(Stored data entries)
========

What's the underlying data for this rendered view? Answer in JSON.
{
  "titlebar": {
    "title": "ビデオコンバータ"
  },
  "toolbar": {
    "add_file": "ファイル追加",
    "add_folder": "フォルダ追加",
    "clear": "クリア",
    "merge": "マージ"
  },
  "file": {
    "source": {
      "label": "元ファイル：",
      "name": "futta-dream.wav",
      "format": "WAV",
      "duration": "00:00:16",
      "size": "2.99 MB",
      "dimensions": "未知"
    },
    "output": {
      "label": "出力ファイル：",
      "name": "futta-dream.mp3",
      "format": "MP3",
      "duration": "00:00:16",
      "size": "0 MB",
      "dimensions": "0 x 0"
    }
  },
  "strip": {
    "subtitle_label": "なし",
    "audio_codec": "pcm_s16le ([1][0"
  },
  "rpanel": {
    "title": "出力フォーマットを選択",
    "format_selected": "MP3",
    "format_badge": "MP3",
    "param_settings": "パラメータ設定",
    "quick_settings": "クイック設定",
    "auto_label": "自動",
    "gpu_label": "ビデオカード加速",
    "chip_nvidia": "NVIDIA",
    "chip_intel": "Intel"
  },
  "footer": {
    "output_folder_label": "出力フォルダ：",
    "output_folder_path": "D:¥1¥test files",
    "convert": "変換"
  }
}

========

Exercise: All lines holding the word "dream" should be picked out and copied.

Task answer:
      "name": "futta-dream.wav",
      "name": "futta-dream.mp3",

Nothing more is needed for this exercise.